→ To do:
Tally up the lines where the string "성립하지" appears; reply with the number only.

# # # # #

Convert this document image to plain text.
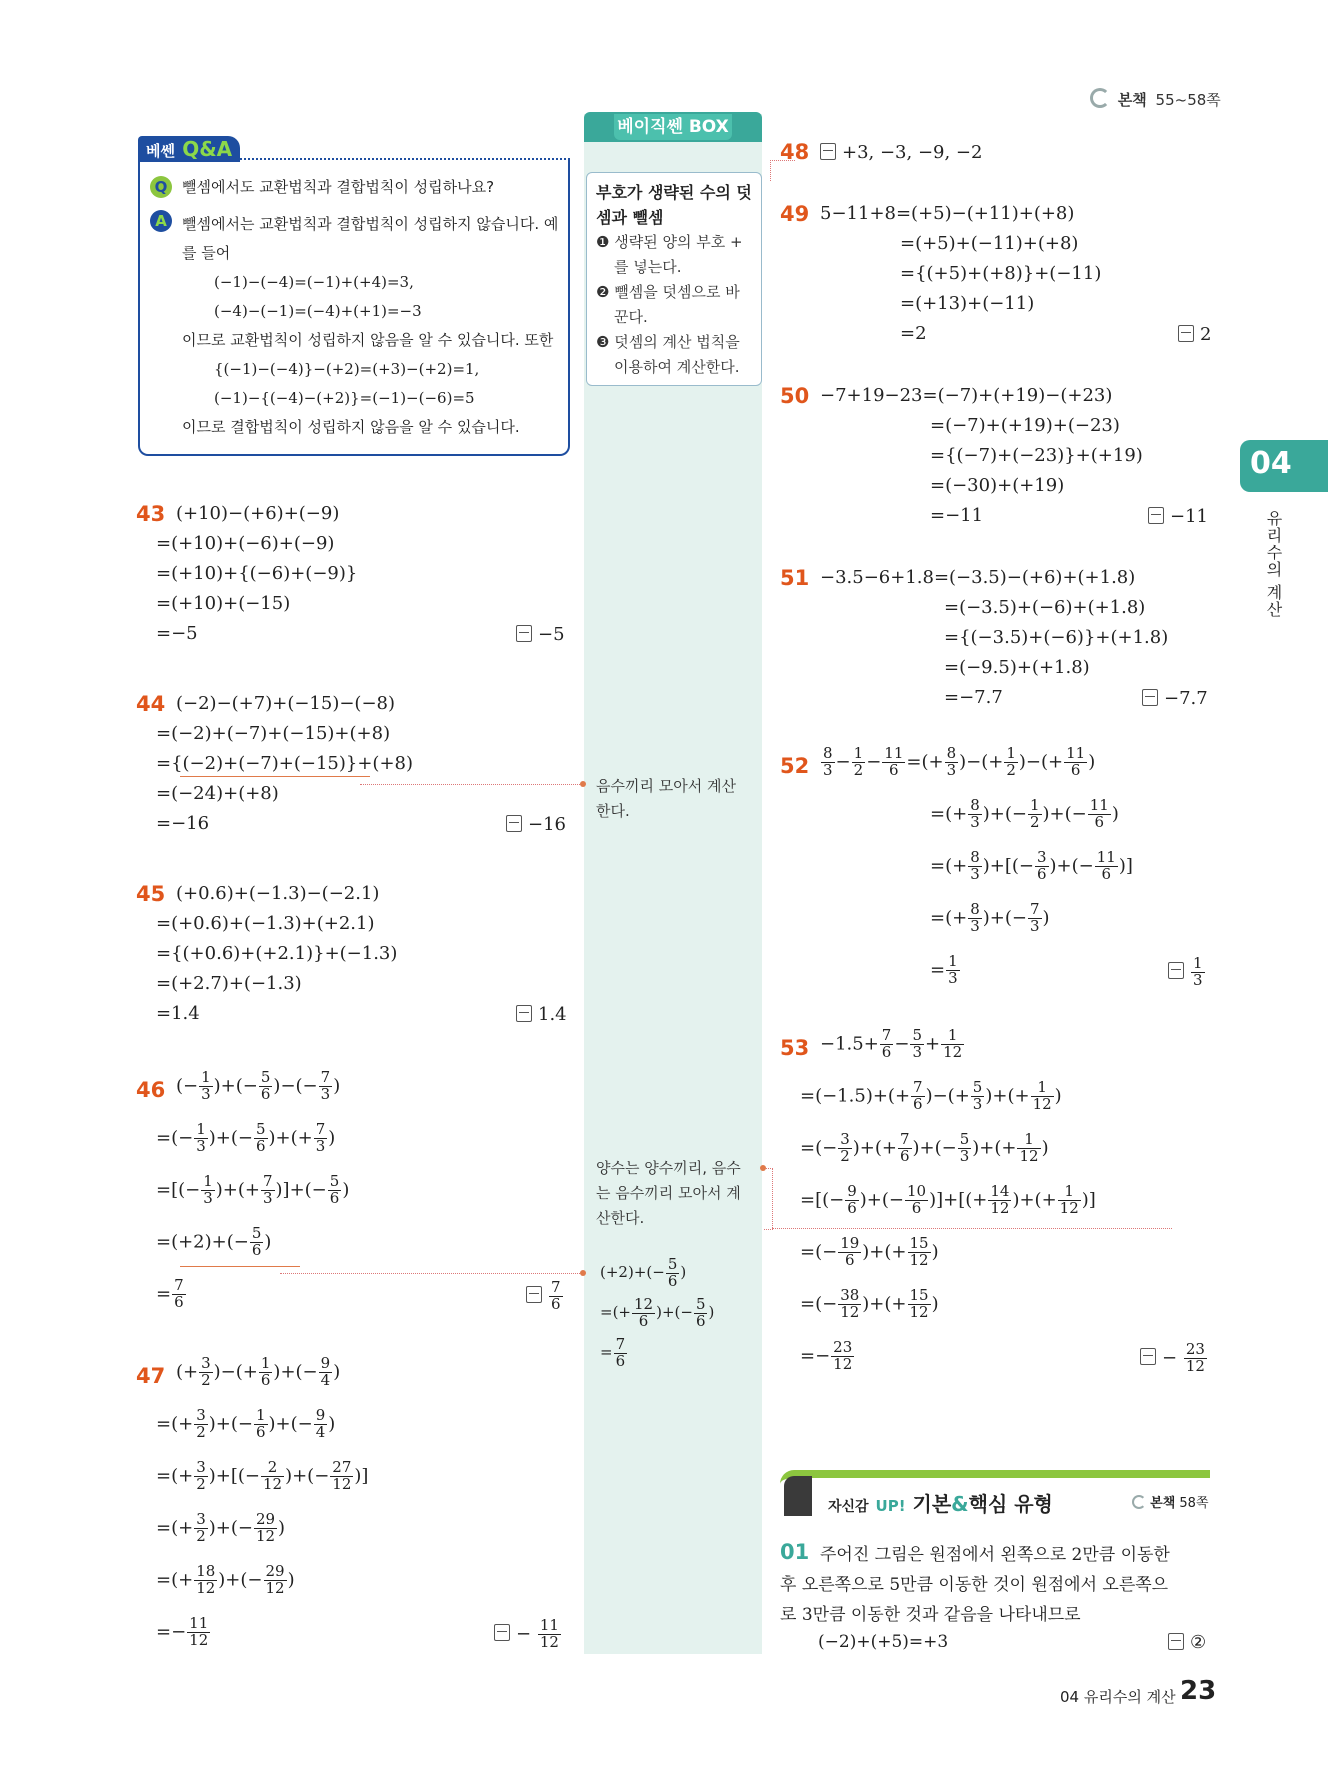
본책 55~58쪽
베이직쎈 BOX
부호가 생략된 수의 덧
셈과 뺄셈
❶ 생략된 양의 부호 +
를 넣는다.
❷ 뺄셈을 덧셈으로 바
꾼다.
❸ 덧셈의 계산 법칙을
이용하여 계산한다.
음수끼리 모아서 계산
한다.
양수는 양수끼리, 음수
는 음수끼리 모아서 계
산한다.
$(+2)+(- \frac{5}{6}$ )
=(+ $\frac{12}{6}$ )+(− $\frac{5}{6}$ )
= $\frac{7}{6}$
베쎈 Q&A
Q 뺄셈에서도 교환법칙과 결합법칙이 성립하나요?
A	뺄셈에서는 교환법칙과 결합법칙이 성립하지 않습니다. 예
를 들어
(−1)−(−4)=(−1)+(+4)=3,
(−4)−(−1)=(−4)+(+1)=−3
이므로 교환법칙이 성립하지 않음을 알 수 있습니다. 또한
{(−1)−(−4)}−(+2)=(+3)−(+2)=1,
(−1)−{(−4)−(+2)}=(−1)−(−6)=5
이므로 결합법칙이 성립하지 않음을 알 수 있습니다.
43 (+10)−(+6)+(−9)
=(+10)+(−6)+(−9)
=(+10)+{(−6)+(−9)}
=(+10)+(−15)
=−5	−5
44 (−2)−(+7)+(−15)−(−8)
=(−2)+(−7)+(−15)+(+8)
={(−2)+(−7)+(−15)}+(+8)
=(−24)+(+8)
=−16	−16
45 (+0.6)+(−1.3)−(−2.1)
=(+0.6)+(−1.3)+(+2.1)
={(+0.6)+(+2.1)}+(−1.3)
=(+2.7)+(−1.3)
=1.4	1.4
46 (− $\frac{1}{3}$ )+(− $\frac{5}{6}$ )−(− $\frac{7}{3}$ )
=(− $\frac{1}{3}$ )+(− $\frac{5}{6}$ )+(+ $\frac{7}{3}$ )
=[(− $\frac{1}{3}$ )+(+ $\frac{7}{3}$ )]+(− $\frac{5}{6}$ )
$=(+2)+(- \frac{5}{6}$ )
= $\frac{7}{6}$	$\frac{7}{6}$
47 (+ $\frac{3}{2}$ )−(+ $\frac{1}{6}$ )+(− $\frac{9}{4}$ )
=(+ $\frac{3}{2}$ )+(− $\frac{1}{6}$ )+(− $\frac{9}{4}$ )
=(+ $\frac{3}{2}$ )+[(− $\frac{2}{12}$ )+(− $\frac{27}{12}$ )]
=(+ $\frac{3}{2}$ )+(− $\frac{29}{12}$ )
=(+ $\frac{18}{12}$ )+(− $\frac{29}{12}$ )
=− $\frac{11}{12}$	− $\frac{11}{12}$
48	+3, −3, −9, −2
49 5−11+8=(+5)−(+11)+(+8)
=(+5)+(−11)+(+8)
={(+5)+(+8)}+(−11)
=(+13)+(−11)
=2	2
50 −7+19−23=(−7)+(+19)−(+23)
=(−7)+(+19)+(−23)
={(−7)+(−23)}+(+19)
=(−30)+(+19)
=−11	−11
51 −3.5−6+1.8=(−3.5)−(+6)+(+1.8)
=(−3.5)+(−6)+(+1.8)
={(−3.5)+(−6)}+(+1.8)
=(−9.5)+(+1.8)
=−7.7	−7.7
$52 \frac{8}{3} - \frac{1}{2} - \frac{11}{6}$ =(+ $\frac{8}{3}$ )−(+ $\frac{1}{2}$ )−(+ $\frac{11}{6}$ )
=(+ $\frac{8}{3}$ )+(− $\frac{1}{2}$ )+(− $\frac{11}{6}$ )
=(+ $\frac{8}{3}$ )+[(− $\frac{3}{6}$ )+(− $\frac{11}{6}$ )]
=(+ $\frac{8}{3}$ )+(− $\frac{7}{3}$ )
= $\frac{1}{3}$	$\frac{1}{3}$
$53 -1.5+ \frac{7}{6} - \frac{5}{3} + \frac{1}{12}$
$=(-1.5)+(+ \frac{7}{6}$ )−(+ $\frac{5}{3}$ )+(+ $\frac{1}{12}$ )
=(− $\frac{3}{2}$ )+(+ $\frac{7}{6}$ )+(− $\frac{5}{3}$ )+(+ $\frac{1}{12}$ )
=[(− $\frac{9}{6}$ )+(− $\frac{10}{6}$ )]+[(+ $\frac{14}{12}$ )+(+ $\frac{1}{12}$ )]
=(− $\frac{19}{6}$ )+(+ $\frac{15}{12}$ )
=(− $\frac{38}{12}$ )+(+ $\frac{15}{12}$ )
=− $\frac{23}{12}$	− $\frac{23}{12}$
자신감 UP! 기본&핵심 유형	본책 58쪽
01 주어진 그림은 원점에서 왼쪽으로 2만큼 이동한
후 오른쪽으로 5만큼 이동한 것이 원점에서 오른쪽으
로 3만큼 이동한 것과 같음을 나타내므로
(−2)+(+5)=+3	②
04
유리수의 계산
04 유리수의 계산 23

# # # # #

→ Answer:
3